┌─ EXTRACTED DATA

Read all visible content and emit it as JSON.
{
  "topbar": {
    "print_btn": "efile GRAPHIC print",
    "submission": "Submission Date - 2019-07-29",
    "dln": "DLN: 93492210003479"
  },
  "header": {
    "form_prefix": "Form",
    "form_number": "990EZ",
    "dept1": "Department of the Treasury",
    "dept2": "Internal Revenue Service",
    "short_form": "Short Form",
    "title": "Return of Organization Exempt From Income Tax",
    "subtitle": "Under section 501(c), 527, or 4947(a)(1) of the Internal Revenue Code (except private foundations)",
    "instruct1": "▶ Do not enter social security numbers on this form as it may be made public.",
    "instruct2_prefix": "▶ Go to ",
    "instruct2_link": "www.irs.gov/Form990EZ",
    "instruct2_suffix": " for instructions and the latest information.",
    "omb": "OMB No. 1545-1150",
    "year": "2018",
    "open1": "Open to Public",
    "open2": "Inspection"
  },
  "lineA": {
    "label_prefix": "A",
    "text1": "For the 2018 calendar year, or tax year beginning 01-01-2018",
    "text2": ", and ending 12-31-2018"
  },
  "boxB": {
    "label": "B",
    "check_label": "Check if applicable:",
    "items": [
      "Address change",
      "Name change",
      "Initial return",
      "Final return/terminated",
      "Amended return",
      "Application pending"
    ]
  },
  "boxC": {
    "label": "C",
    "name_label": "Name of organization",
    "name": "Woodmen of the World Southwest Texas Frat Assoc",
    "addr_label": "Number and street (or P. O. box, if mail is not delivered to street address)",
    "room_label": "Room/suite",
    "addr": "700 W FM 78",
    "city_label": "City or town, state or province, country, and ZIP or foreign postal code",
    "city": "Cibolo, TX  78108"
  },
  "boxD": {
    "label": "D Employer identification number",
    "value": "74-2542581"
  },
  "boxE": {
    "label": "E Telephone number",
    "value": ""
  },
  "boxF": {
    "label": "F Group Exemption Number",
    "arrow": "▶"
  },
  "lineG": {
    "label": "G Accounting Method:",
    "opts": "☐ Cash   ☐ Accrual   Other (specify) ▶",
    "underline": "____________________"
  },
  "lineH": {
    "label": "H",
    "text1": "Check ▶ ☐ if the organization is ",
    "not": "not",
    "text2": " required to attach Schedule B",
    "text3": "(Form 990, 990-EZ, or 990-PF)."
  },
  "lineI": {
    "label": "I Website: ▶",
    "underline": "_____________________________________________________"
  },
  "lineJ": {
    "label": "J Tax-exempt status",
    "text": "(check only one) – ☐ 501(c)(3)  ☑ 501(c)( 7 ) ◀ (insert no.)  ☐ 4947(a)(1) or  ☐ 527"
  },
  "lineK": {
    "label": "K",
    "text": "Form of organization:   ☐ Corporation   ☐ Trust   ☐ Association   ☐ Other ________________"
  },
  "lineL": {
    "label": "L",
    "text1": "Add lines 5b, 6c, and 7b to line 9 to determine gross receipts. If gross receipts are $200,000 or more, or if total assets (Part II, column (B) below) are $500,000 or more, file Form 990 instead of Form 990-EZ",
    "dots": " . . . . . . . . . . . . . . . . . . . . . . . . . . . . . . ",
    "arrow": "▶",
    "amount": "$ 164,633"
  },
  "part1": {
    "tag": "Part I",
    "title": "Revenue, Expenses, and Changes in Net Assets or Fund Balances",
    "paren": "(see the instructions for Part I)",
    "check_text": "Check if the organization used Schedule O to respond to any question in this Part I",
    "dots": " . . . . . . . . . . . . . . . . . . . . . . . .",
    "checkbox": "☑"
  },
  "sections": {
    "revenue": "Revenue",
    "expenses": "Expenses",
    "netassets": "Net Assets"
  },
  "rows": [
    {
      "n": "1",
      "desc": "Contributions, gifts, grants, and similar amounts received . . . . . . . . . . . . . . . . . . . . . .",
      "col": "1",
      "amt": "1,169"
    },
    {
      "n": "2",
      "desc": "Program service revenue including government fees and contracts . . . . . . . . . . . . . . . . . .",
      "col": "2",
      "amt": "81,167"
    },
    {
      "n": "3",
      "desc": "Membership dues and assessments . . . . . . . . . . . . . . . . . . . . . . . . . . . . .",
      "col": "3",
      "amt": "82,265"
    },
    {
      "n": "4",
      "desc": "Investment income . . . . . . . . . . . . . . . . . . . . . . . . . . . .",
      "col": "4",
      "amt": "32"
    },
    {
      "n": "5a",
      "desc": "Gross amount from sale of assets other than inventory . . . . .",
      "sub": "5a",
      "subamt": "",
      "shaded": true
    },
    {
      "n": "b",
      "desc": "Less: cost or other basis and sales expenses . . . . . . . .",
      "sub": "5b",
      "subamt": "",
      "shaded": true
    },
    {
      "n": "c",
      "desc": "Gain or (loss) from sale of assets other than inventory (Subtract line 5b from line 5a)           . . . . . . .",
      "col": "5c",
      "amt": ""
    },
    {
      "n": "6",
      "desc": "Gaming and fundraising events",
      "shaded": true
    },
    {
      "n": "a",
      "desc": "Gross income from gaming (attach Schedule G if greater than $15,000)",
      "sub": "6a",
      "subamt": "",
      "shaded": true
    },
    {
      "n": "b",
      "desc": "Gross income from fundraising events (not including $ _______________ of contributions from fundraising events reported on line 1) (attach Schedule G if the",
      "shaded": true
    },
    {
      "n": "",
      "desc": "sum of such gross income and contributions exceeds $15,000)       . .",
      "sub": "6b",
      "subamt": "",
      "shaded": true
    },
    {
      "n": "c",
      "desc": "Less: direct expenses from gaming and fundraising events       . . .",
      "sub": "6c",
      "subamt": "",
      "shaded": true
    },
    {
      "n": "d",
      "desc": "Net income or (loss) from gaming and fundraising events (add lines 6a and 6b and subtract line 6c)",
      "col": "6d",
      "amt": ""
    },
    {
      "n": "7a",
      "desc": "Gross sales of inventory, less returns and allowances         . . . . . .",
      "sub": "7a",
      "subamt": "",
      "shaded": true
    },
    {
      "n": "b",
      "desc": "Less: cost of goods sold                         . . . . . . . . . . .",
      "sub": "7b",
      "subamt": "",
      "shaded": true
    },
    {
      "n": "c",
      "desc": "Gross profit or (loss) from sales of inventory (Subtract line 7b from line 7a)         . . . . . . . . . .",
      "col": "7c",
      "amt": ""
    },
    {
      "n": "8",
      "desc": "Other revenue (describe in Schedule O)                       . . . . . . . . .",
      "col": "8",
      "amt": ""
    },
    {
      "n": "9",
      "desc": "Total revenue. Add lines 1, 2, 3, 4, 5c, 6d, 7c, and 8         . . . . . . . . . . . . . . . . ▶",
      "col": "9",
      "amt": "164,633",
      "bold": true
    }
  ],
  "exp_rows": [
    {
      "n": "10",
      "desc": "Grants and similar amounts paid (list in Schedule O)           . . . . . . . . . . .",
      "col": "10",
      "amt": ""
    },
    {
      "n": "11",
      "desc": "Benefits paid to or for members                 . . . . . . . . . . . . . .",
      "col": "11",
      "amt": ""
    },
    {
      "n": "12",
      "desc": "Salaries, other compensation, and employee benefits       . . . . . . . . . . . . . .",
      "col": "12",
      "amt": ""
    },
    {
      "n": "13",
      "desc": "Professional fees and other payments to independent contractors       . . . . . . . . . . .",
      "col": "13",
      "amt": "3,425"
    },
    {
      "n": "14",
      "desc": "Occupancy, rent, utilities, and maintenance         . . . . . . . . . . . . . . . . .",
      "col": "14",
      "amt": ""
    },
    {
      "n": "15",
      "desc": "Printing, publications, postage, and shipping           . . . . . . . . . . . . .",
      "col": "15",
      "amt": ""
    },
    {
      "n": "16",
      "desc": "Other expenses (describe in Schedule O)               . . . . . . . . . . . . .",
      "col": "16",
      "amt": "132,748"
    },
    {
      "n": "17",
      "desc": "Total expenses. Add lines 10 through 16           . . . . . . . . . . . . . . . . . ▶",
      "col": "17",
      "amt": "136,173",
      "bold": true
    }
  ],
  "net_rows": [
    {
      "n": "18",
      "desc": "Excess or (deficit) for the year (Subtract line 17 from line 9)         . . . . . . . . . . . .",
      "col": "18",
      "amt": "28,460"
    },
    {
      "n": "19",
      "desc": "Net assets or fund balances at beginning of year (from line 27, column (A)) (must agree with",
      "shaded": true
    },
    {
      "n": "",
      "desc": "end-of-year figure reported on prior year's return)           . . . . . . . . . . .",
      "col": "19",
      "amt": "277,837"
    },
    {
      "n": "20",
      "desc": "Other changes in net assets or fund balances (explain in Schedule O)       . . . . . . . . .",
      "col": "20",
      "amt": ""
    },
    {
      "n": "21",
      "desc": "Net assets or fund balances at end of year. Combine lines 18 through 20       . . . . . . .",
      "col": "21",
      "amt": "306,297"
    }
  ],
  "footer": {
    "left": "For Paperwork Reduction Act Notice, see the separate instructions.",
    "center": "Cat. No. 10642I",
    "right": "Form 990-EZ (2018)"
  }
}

└─

**WHAT IS REQUIRED:** What is the number of lines in the records that contain the word "Schedule"? Answer with the number and nothing else.

**ANSWER TO THIS TASK:** 8